● **EXERCISE DESCRIPTION**
Reproduce verbatim the part of the rows below that opens with the line containing "277, 1476, 320]" and closes with the line containing "492, 538, 531]", including both of those lines.

(Dataset rows)
---

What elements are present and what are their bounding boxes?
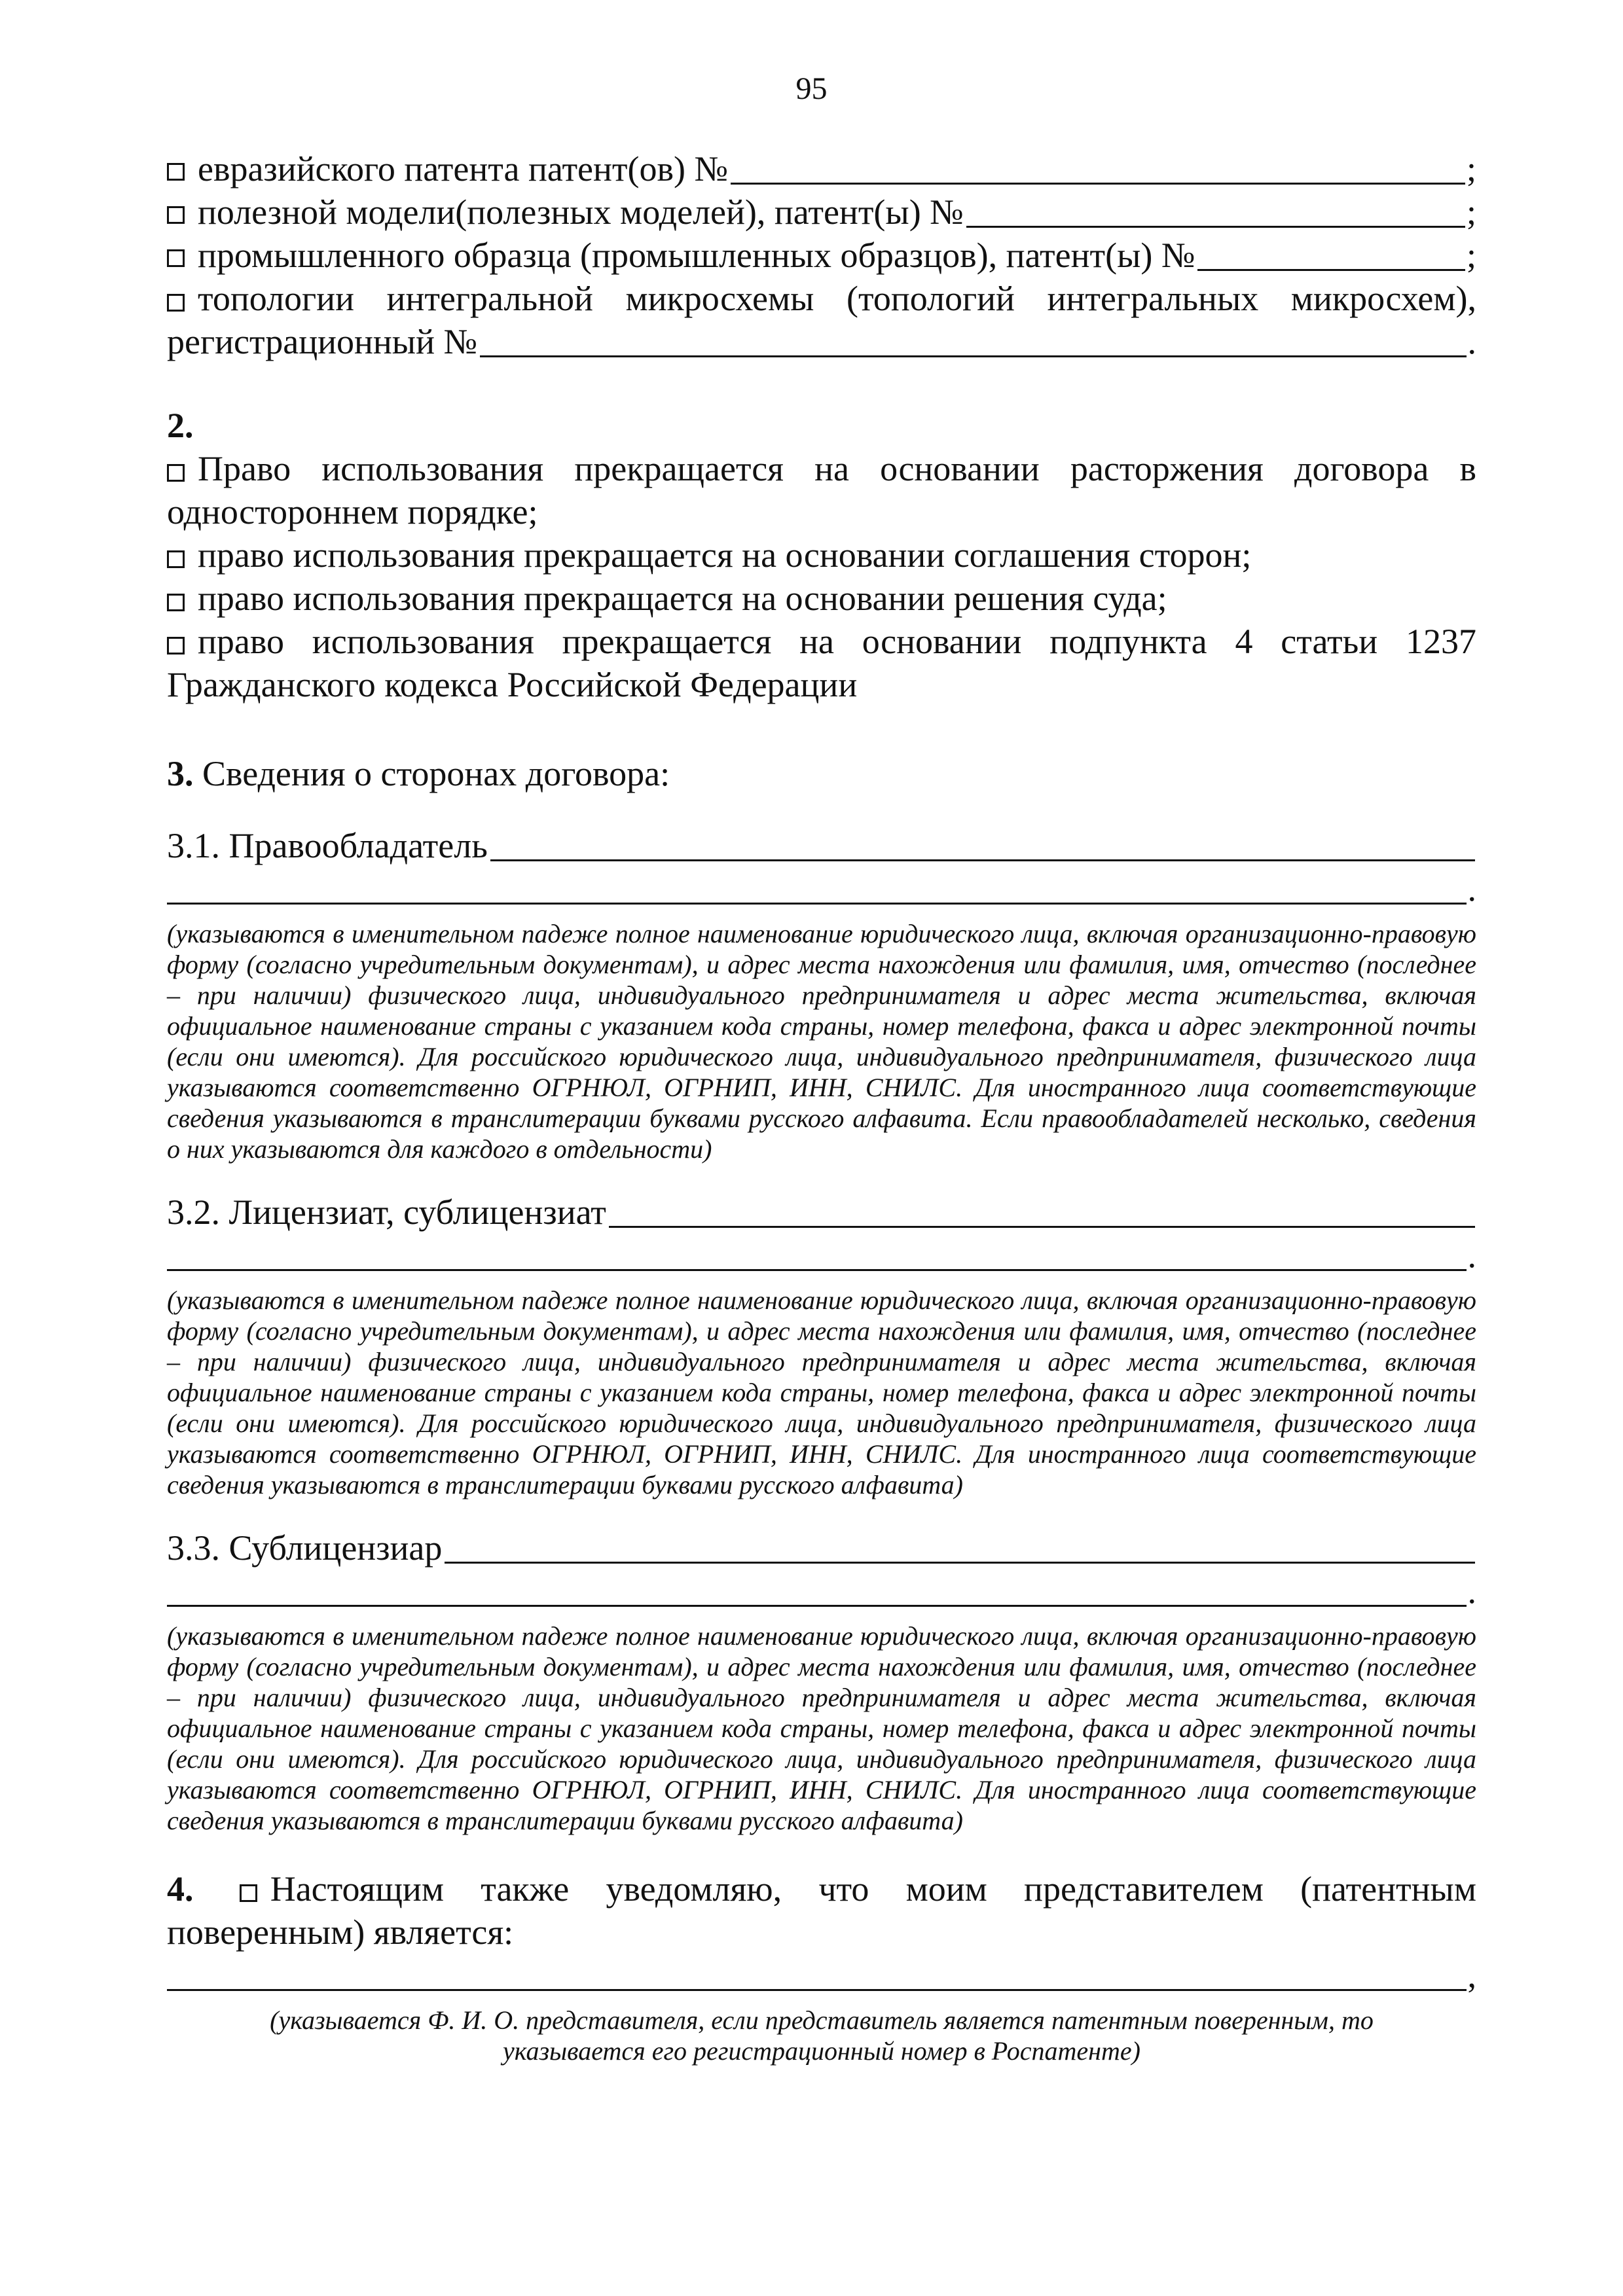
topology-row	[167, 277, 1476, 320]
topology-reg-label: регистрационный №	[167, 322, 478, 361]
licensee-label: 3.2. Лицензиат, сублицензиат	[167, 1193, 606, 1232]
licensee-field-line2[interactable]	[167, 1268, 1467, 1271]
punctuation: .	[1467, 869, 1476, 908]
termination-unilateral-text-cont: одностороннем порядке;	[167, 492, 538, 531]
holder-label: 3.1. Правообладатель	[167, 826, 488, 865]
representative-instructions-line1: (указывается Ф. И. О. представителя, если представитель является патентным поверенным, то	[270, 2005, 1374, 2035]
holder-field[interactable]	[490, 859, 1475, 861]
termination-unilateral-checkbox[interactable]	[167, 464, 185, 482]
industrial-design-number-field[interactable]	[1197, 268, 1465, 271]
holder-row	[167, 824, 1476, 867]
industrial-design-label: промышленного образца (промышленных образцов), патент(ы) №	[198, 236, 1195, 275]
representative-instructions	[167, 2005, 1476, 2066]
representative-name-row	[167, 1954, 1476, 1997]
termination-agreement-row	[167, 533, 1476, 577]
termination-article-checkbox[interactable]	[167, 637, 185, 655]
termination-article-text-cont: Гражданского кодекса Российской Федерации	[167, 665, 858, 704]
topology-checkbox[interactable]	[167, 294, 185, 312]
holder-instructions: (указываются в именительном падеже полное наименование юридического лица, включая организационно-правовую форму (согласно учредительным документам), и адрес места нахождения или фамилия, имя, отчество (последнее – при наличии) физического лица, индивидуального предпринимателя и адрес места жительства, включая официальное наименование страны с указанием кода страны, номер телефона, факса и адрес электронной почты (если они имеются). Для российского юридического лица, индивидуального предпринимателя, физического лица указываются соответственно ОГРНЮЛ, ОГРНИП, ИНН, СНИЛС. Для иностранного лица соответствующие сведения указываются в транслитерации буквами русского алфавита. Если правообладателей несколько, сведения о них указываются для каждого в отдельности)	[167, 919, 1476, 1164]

---

● **EXPECTED ANSWER**
topology-row	[167, 277, 1476, 320]
topology-reg-label: регистрационный №	[167, 322, 478, 361]
licensee-label: 3.2. Лицензиат, сублицензиат	[167, 1193, 606, 1232]
licensee-field-line2[interactable]	[167, 1268, 1467, 1271]
punctuation: .	[1467, 869, 1476, 908]
termination-unilateral-text-cont: одностороннем порядке;	[167, 492, 538, 531]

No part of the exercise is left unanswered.